* **Task directions**: Reply with one number: how many lines contain the word "mesura".

* **Provided records**:
____________

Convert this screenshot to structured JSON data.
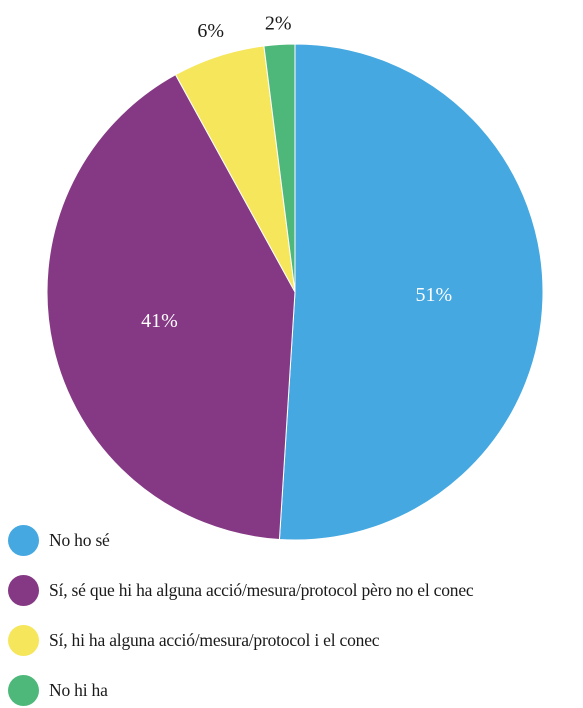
{
  "chart_data": {
    "type": "pie",
    "categories": [
      "No ho sé",
      "Sí, sé que hi ha alguna acció/mesura/protocol pèro no el conec",
      "Sí, hi ha alguna acció/mesura/protocol i el conec",
      "No hi ha"
    ],
    "values": [
      51,
      41,
      6,
      2
    ],
    "labels": [
      "51%",
      "41%",
      "6%",
      "2%"
    ],
    "colors": [
      "#45a8e0",
      "#853984",
      "#f5e65c",
      "#4db87a"
    ],
    "start": "12 o'clock",
    "direction": "clockwise",
    "legend_position": "bottom-left"
  }
}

____________

* **Reply to the exercise**: 2